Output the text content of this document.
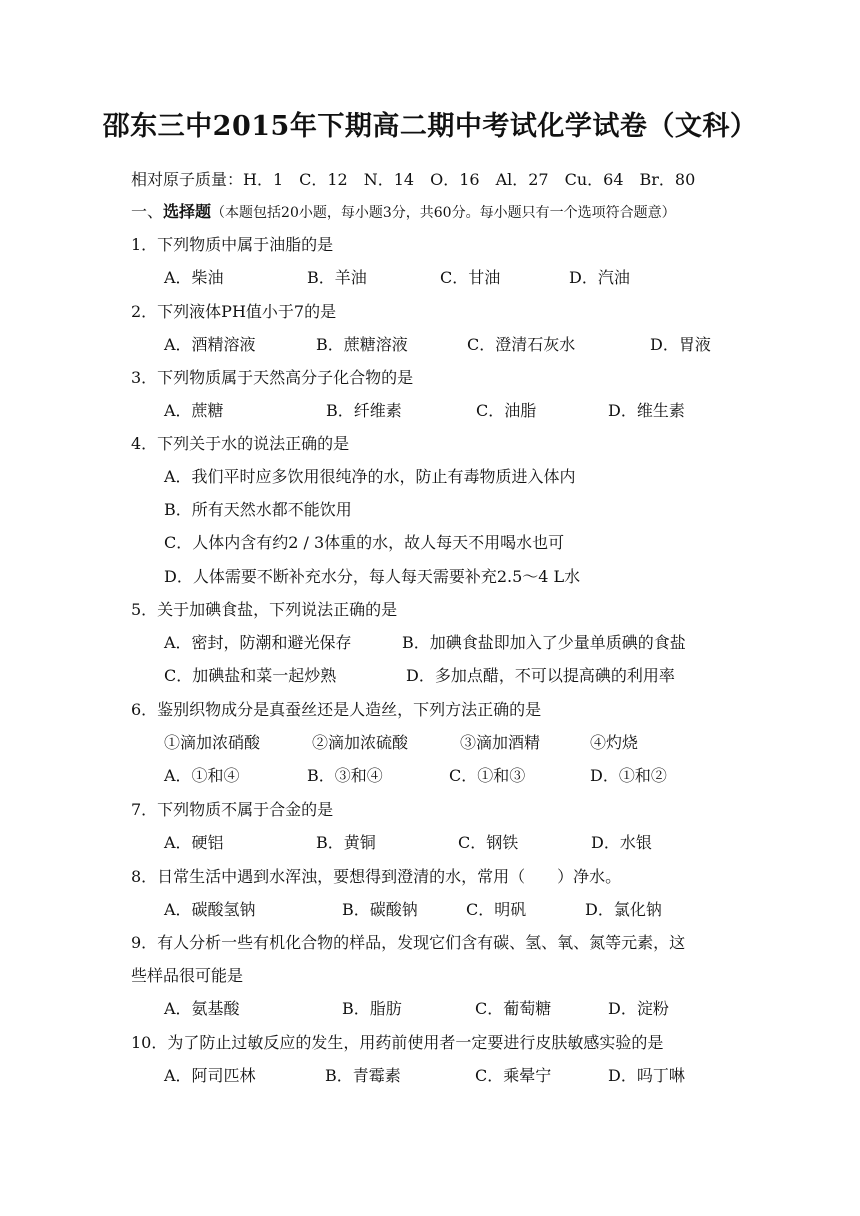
邵东三中2015年下期高二期中考试化学试卷（文科）
相对原子质量：H．1　C．12　N．14　O．16　Al．27　Cu．64　Br．80
一、选择题（本题包括20小题，每小题3分，共60分。每小题只有一个选项符合题意）
1．下列物质中属于油脂的是
A．柴油	B．羊油	C．甘油	D．汽油
2．下列液体PH值小于7的是
A．酒精溶液	B．蔗糖溶液	C．澄清石灰水	D．胃液
3．下列物质属于天然高分子化合物的是
A．蔗糖	B．纤维素	C．油脂	D．维生素
4．下列关于水的说法正确的是
A．我们平时应多饮用很纯净的水，防止有毒物质进入体内
B．所有天然水都不能饮用
C．人体内含有约2 / 3体重的水，故人每天不用喝水也可
D．人体需要不断补充水分，每人每天需要补充2.5～4 L水
5．关于加碘食盐，下列说法正确的是
A．密封，防潮和避光保存	B．加碘食盐即加入了少量单质碘的食盐
C．加碘盐和菜一起炒熟	D．多加点醋，不可以提高碘的利用率
6．鉴别织物成分是真蚕丝还是人造丝，下列方法正确的是
①滴加浓硝酸	②滴加浓硫酸	③滴加酒精	④灼烧
A．①和④	B．③和④	C．①和③	D．①和②
7．下列物质不属于合金的是
A．硬铝	B．黄铜	C．钢铁	D．水银
8．日常生活中遇到水浑浊，要想得到澄清的水，常用（　　）净水。
A．碳酸氢钠	B．碳酸钠	C．明矾	D．氯化钠
9．有人分析一些有机化合物的样品，发现它们含有碳、氢、氧、氮等元素，这
些样品很可能是
A．氨基酸	B．脂肪	C．葡萄糖	D．淀粉
10．为了防止过敏反应的发生，用药前使用者一定要进行皮肤敏感实验的是
A．阿司匹林	B．青霉素	C．乘晕宁	D．吗丁啉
■ ■ ■ ■
# [TASK TO CARRY OUT]
Give an exact copy of the material, leaving out every picture.

# [ANSWER IN FULL]
Output the text content of this document.
邵东三中2015年下期高二期中考试化学试卷（文科）
相对原子质量：H．1　C．12　N．14　O．16　Al．27　Cu．64　Br．80
一、选择题（本题包括20小题，每小题3分，共60分。每小题只有一个选项符合题意）
1．下列物质中属于油脂的是
A．柴油	B．羊油	C．甘油	D．汽油
2．下列液体PH值小于7的是
A．酒精溶液	B．蔗糖溶液	C．澄清石灰水	D．胃液
3．下列物质属于天然高分子化合物的是
A．蔗糖	B．纤维素	C．油脂	D．维生素
4．下列关于水的说法正确的是
A．我们平时应多饮用很纯净的水，防止有毒物质进入体内
B．所有天然水都不能饮用
C．人体内含有约2 / 3体重的水，故人每天不用喝水也可
D．人体需要不断补充水分，每人每天需要补充2.5～4 L水
5．关于加碘食盐，下列说法正确的是
A．密封，防潮和避光保存	B．加碘食盐即加入了少量单质碘的食盐
C．加碘盐和菜一起炒熟	D．多加点醋，不可以提高碘的利用率
6．鉴别织物成分是真蚕丝还是人造丝，下列方法正确的是
①滴加浓硝酸	②滴加浓硫酸	③滴加酒精	④灼烧
A．①和④	B．③和④	C．①和③	D．①和②
7．下列物质不属于合金的是
A．硬铝	B．黄铜	C．钢铁	D．水银
8．日常生活中遇到水浑浊，要想得到澄清的水，常用（　　）净水。
A．碳酸氢钠	B．碳酸钠	C．明矾	D．氯化钠
9．有人分析一些有机化合物的样品，发现它们含有碳、氢、氧、氮等元素，这
些样品很可能是
A．氨基酸	B．脂肪	C．葡萄糖	D．淀粉
10．为了防止过敏反应的发生，用药前使用者一定要进行皮肤敏感实验的是
A．阿司匹林	B．青霉素	C．乘晕宁	D．吗丁啉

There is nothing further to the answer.